◆ **Goal**: Take down each entry exactly as written.

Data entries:
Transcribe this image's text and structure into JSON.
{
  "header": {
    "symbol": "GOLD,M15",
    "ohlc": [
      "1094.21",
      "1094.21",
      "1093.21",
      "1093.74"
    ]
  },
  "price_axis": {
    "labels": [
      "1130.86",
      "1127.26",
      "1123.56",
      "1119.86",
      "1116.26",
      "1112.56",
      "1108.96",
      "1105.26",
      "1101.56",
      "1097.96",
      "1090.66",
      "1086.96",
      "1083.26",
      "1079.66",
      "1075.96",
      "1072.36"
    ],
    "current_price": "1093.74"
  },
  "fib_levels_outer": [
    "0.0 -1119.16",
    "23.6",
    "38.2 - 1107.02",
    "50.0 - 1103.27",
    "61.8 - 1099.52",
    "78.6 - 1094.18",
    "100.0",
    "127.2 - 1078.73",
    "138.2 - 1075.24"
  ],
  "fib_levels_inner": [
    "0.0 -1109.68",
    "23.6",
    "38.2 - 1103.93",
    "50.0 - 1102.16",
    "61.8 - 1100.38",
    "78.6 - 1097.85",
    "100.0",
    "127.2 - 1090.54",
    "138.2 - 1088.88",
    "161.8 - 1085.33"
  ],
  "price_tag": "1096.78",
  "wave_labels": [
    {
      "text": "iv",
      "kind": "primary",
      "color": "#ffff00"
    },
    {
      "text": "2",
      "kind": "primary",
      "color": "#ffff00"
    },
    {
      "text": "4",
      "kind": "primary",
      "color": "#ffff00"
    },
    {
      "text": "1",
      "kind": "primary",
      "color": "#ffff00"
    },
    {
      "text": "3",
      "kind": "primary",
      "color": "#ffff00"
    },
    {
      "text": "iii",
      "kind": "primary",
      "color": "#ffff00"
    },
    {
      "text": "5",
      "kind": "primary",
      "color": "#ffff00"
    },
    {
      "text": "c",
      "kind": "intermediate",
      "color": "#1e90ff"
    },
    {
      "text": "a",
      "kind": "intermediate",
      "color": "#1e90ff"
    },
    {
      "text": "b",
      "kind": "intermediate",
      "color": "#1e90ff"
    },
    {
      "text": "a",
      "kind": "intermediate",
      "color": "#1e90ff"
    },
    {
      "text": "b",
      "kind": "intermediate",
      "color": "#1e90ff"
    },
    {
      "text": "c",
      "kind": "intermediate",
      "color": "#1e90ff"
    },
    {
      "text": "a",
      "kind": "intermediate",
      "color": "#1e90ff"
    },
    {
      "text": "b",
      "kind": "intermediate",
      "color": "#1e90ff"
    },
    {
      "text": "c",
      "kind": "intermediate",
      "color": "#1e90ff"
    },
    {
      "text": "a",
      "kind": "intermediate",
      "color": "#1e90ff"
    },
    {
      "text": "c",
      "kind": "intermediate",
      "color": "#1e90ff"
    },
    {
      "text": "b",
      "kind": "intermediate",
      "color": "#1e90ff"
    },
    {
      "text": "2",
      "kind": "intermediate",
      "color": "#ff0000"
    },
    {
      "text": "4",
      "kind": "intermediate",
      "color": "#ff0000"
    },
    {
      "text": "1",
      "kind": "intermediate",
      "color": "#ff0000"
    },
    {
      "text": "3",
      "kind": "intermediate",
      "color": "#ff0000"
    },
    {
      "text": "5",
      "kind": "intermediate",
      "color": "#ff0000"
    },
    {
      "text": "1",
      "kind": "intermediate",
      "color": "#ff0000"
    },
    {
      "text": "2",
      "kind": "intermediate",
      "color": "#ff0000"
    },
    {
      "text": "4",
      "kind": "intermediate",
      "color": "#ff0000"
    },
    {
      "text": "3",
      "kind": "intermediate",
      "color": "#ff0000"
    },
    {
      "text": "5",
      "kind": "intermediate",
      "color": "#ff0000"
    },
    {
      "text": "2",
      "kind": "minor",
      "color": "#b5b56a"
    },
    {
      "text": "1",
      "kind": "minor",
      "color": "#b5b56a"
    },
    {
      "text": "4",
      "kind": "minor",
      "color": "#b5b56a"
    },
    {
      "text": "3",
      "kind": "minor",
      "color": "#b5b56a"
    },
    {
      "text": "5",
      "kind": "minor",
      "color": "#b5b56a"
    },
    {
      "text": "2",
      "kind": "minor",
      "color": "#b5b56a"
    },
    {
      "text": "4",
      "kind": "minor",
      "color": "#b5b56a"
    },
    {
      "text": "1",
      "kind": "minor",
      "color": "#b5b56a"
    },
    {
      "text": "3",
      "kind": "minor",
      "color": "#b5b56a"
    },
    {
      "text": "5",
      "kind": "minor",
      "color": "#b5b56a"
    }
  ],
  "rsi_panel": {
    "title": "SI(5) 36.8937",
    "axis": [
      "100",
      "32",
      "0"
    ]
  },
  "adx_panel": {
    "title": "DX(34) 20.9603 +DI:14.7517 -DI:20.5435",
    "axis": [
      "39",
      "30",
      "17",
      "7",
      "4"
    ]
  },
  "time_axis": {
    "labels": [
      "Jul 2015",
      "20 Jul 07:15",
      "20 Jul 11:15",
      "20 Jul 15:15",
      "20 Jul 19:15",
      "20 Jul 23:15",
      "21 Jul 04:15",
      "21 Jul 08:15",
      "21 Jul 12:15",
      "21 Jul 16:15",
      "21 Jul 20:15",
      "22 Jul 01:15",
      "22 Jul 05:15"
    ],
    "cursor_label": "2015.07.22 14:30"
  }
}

◆ **Completed task**:
Transcribe this image's text and structure into JSON.
{
  "header": {
    "symbol": "GOLD,M15",
    "ohlc": [
      "1094.21",
      "1094.21",
      "1093.21",
      "1093.74"
    ]
  },
  "price_axis": {
    "labels": [
      "1130.86",
      "1127.26",
      "1123.56",
      "1119.86",
      "1116.26",
      "1112.56",
      "1108.96",
      "1105.26",
      "1101.56",
      "1097.96",
      "1090.66",
      "1086.96",
      "1083.26",
      "1079.66",
      "1075.96",
      "1072.36"
    ],
    "current_price": "1093.74"
  },
  "fib_levels_outer": [
    "0.0 -1119.16",
    "23.6",
    "38.2 - 1107.02",
    "50.0 - 1103.27",
    "61.8 - 1099.52",
    "78.6 - 1094.18",
    "100.0",
    "127.2 - 1078.73",
    "138.2 - 1075.24"
  ],
  "fib_levels_inner": [
    "0.0 -1109.68",
    "23.6",
    "38.2 - 1103.93",
    "50.0 - 1102.16",
    "61.8 - 1100.38",
    "78.6 - 1097.85",
    "100.0",
    "127.2 - 1090.54",
    "138.2 - 1088.88",
    "161.8 - 1085.33"
  ],
  "price_tag": "1096.78",
  "wave_labels": [
    {
      "text": "iv",
      "kind": "primary",
      "color": "#ffff00"
    },
    {
      "text": "2",
      "kind": "primary",
      "color": "#ffff00"
    },
    {
      "text": "4",
      "kind": "primary",
      "color": "#ffff00"
    },
    {
      "text": "1",
      "kind": "primary",
      "color": "#ffff00"
    },
    {
      "text": "3",
      "kind": "primary",
      "color": "#ffff00"
    },
    {
      "text": "iii",
      "kind": "primary",
      "color": "#ffff00"
    },
    {
      "text": "5",
      "kind": "primary",
      "color": "#ffff00"
    },
    {
      "text": "c",
      "kind": "intermediate",
      "color": "#1e90ff"
    },
    {
      "text": "a",
      "kind": "intermediate",
      "color": "#1e90ff"
    },
    {
      "text": "b",
      "kind": "intermediate",
      "color": "#1e90ff"
    },
    {
      "text": "a",
      "kind": "intermediate",
      "color": "#1e90ff"
    },
    {
      "text": "b",
      "kind": "intermediate",
      "color": "#1e90ff"
    },
    {
      "text": "c",
      "kind": "intermediate",
      "color": "#1e90ff"
    },
    {
      "text": "a",
      "kind": "intermediate",
      "color": "#1e90ff"
    },
    {
      "text": "b",
      "kind": "intermediate",
      "color": "#1e90ff"
    },
    {
      "text": "c",
      "kind": "intermediate",
      "color": "#1e90ff"
    },
    {
      "text": "a",
      "kind": "intermediate",
      "color": "#1e90ff"
    },
    {
      "text": "c",
      "kind": "intermediate",
      "color": "#1e90ff"
    },
    {
      "text": "b",
      "kind": "intermediate",
      "color": "#1e90ff"
    },
    {
      "text": "2",
      "kind": "intermediate",
      "color": "#ff0000"
    },
    {
      "text": "4",
      "kind": "intermediate",
      "color": "#ff0000"
    },
    {
      "text": "1",
      "kind": "intermediate",
      "color": "#ff0000"
    },
    {
      "text": "3",
      "kind": "intermediate",
      "color": "#ff0000"
    },
    {
      "text": "5",
      "kind": "intermediate",
      "color": "#ff0000"
    },
    {
      "text": "1",
      "kind": "intermediate",
      "color": "#ff0000"
    },
    {
      "text": "2",
      "kind": "intermediate",
      "color": "#ff0000"
    },
    {
      "text": "4",
      "kind": "intermediate",
      "color": "#ff0000"
    },
    {
      "text": "3",
      "kind": "intermediate",
      "color": "#ff0000"
    },
    {
      "text": "5",
      "kind": "intermediate",
      "color": "#ff0000"
    },
    {
      "text": "2",
      "kind": "minor",
      "color": "#b5b56a"
    },
    {
      "text": "1",
      "kind": "minor",
      "color": "#b5b56a"
    },
    {
      "text": "4",
      "kind": "minor",
      "color": "#b5b56a"
    },
    {
      "text": "3",
      "kind": "minor",
      "color": "#b5b56a"
    },
    {
      "text": "5",
      "kind": "minor",
      "color": "#b5b56a"
    },
    {
      "text": "2",
      "kind": "minor",
      "color": "#b5b56a"
    },
    {
      "text": "4",
      "kind": "minor",
      "color": "#b5b56a"
    },
    {
      "text": "1",
      "kind": "minor",
      "color": "#b5b56a"
    },
    {
      "text": "3",
      "kind": "minor",
      "color": "#b5b56a"
    },
    {
      "text": "5",
      "kind": "minor",
      "color": "#b5b56a"
    }
  ],
  "rsi_panel": {
    "title": "SI(5) 36.8937",
    "axis": [
      "100",
      "32",
      "0"
    ]
  },
  "adx_panel": {
    "title": "DX(34) 20.9603 +DI:14.7517 -DI:20.5435",
    "axis": [
      "39",
      "30",
      "17",
      "7",
      "4"
    ]
  },
  "time_axis": {
    "labels": [
      "Jul 2015",
      "20 Jul 07:15",
      "20 Jul 11:15",
      "20 Jul 15:15",
      "20 Jul 19:15",
      "20 Jul 23:15",
      "21 Jul 04:15",
      "21 Jul 08:15",
      "21 Jul 12:15",
      "21 Jul 16:15",
      "21 Jul 20:15",
      "22 Jul 01:15",
      "22 Jul 05:15"
    ],
    "cursor_label": "2015.07.22 14:30"
  }
}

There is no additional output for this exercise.